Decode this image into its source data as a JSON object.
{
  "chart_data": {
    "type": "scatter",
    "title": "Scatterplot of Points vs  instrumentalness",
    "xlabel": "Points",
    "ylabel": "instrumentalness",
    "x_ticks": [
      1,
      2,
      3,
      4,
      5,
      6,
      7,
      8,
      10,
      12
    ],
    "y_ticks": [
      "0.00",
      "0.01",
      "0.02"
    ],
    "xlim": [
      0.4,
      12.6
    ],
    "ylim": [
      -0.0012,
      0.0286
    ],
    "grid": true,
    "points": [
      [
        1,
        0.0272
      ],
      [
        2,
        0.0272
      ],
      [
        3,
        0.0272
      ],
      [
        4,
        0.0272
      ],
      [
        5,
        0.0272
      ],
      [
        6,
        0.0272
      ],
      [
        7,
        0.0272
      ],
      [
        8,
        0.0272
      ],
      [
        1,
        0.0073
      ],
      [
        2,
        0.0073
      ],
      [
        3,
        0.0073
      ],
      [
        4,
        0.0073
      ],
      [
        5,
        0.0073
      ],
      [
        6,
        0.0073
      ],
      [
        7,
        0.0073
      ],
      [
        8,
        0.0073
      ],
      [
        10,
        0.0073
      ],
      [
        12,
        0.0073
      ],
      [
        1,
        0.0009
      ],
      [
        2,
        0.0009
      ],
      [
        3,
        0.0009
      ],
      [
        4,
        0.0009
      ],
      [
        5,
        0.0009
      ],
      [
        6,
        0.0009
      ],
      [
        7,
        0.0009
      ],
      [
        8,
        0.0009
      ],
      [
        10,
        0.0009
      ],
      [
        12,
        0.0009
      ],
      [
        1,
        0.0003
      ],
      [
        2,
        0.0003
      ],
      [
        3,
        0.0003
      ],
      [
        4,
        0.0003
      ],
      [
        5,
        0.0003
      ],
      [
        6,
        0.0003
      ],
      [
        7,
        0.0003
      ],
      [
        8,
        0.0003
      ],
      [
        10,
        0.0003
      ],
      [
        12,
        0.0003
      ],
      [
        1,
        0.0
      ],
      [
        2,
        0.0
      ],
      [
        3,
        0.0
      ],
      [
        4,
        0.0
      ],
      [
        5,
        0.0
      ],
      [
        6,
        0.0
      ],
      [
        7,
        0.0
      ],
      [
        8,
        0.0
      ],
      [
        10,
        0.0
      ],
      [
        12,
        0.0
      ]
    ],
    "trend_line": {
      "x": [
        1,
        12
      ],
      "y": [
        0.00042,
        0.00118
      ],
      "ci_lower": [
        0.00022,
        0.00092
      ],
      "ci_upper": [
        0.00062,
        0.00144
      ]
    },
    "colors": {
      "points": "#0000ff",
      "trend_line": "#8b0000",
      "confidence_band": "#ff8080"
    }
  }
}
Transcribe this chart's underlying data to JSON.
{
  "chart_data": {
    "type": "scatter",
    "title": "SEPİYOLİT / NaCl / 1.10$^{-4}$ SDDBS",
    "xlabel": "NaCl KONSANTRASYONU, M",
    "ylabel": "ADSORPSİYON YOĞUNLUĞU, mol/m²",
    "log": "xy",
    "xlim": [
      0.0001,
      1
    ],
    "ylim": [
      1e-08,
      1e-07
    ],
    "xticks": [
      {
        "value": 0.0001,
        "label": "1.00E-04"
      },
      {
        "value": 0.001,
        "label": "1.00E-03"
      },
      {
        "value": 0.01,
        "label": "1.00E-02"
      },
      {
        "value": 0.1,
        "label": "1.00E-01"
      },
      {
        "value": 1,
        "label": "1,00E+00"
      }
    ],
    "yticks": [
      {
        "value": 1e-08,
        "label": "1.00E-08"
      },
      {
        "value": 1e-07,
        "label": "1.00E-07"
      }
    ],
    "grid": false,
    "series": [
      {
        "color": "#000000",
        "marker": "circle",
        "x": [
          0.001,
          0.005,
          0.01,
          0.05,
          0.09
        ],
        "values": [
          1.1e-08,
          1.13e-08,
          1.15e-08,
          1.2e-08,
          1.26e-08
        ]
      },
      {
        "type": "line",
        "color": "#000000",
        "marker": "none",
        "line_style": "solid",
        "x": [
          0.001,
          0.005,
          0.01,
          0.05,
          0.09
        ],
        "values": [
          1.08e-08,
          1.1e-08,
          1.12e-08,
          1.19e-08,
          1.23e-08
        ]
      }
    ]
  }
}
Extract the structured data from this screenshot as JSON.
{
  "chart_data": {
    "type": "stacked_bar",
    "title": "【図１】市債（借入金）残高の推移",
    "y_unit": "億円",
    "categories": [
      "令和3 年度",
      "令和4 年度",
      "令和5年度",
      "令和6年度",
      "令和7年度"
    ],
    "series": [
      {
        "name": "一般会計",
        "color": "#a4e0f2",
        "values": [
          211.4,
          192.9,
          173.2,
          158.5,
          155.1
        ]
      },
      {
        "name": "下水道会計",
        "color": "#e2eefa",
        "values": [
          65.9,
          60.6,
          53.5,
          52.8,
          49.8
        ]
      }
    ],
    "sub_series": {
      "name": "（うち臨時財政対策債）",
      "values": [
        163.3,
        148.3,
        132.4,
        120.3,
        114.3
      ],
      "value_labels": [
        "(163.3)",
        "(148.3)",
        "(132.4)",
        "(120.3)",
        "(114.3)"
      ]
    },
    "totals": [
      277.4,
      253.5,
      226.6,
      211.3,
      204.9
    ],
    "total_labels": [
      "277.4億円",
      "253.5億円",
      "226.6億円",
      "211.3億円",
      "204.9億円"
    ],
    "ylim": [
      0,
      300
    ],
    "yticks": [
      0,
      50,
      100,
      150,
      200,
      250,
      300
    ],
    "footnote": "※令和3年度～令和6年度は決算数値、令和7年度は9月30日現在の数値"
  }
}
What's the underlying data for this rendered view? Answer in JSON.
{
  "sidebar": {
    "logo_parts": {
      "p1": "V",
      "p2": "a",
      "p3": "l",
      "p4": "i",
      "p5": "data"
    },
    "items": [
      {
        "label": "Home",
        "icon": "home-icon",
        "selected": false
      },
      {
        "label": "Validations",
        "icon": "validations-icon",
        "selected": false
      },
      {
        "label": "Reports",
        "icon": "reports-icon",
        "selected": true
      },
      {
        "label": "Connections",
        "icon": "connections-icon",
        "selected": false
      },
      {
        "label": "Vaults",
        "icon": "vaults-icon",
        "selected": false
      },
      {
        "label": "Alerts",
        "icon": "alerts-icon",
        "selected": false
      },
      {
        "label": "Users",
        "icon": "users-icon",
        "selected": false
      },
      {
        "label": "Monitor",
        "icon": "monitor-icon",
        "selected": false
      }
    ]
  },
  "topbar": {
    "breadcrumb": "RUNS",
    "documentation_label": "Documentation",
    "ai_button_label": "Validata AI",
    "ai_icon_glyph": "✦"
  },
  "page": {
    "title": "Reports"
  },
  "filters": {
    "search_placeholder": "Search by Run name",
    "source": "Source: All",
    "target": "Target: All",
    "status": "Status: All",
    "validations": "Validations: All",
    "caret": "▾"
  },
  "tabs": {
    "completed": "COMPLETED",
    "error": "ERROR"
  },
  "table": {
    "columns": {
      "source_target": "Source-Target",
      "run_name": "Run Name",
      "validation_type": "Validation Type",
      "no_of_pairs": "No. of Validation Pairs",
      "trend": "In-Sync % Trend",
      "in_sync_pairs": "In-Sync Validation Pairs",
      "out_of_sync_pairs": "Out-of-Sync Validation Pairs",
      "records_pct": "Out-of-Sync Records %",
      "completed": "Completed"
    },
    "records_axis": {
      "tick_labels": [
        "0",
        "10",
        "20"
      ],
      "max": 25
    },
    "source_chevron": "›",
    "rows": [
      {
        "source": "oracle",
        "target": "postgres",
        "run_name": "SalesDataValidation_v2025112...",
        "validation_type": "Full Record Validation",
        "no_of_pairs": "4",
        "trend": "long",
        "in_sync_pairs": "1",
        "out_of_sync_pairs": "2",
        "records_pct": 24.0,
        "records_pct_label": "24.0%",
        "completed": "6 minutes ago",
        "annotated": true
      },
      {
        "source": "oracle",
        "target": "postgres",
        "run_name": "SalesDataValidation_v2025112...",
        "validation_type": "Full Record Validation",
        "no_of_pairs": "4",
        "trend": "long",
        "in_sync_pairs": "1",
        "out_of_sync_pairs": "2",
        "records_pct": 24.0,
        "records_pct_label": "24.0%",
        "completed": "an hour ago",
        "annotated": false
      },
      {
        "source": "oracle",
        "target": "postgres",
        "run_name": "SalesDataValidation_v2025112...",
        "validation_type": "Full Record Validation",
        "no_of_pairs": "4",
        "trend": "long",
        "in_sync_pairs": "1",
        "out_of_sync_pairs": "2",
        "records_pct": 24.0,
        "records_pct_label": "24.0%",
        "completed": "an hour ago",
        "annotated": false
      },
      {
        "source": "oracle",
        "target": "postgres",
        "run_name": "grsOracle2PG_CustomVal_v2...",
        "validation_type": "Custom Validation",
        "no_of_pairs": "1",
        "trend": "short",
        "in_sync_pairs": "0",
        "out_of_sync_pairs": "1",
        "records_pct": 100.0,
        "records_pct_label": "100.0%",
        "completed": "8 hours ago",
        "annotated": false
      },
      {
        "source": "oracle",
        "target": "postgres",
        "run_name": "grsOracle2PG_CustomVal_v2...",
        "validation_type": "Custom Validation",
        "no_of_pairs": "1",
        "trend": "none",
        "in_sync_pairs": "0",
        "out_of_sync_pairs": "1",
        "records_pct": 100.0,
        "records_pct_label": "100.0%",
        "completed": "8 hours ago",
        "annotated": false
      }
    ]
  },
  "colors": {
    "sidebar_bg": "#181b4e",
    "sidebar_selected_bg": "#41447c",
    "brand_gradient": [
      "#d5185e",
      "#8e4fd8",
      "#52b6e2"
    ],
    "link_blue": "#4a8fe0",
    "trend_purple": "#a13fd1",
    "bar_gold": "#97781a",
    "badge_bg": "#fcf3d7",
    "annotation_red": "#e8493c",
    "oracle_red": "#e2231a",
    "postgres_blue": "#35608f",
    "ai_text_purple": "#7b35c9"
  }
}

Exercise directions =
Take each line containing the string "completed" and copy it out.

Answer =
    "completed": "COMPLETED",
      "completed": "Completed"
        "completed": "6 minutes ago",
        "completed": "an hour ago",
        "completed": "an hour ago",
        "completed": "8 hours ago",
        "completed": "8 hours ago",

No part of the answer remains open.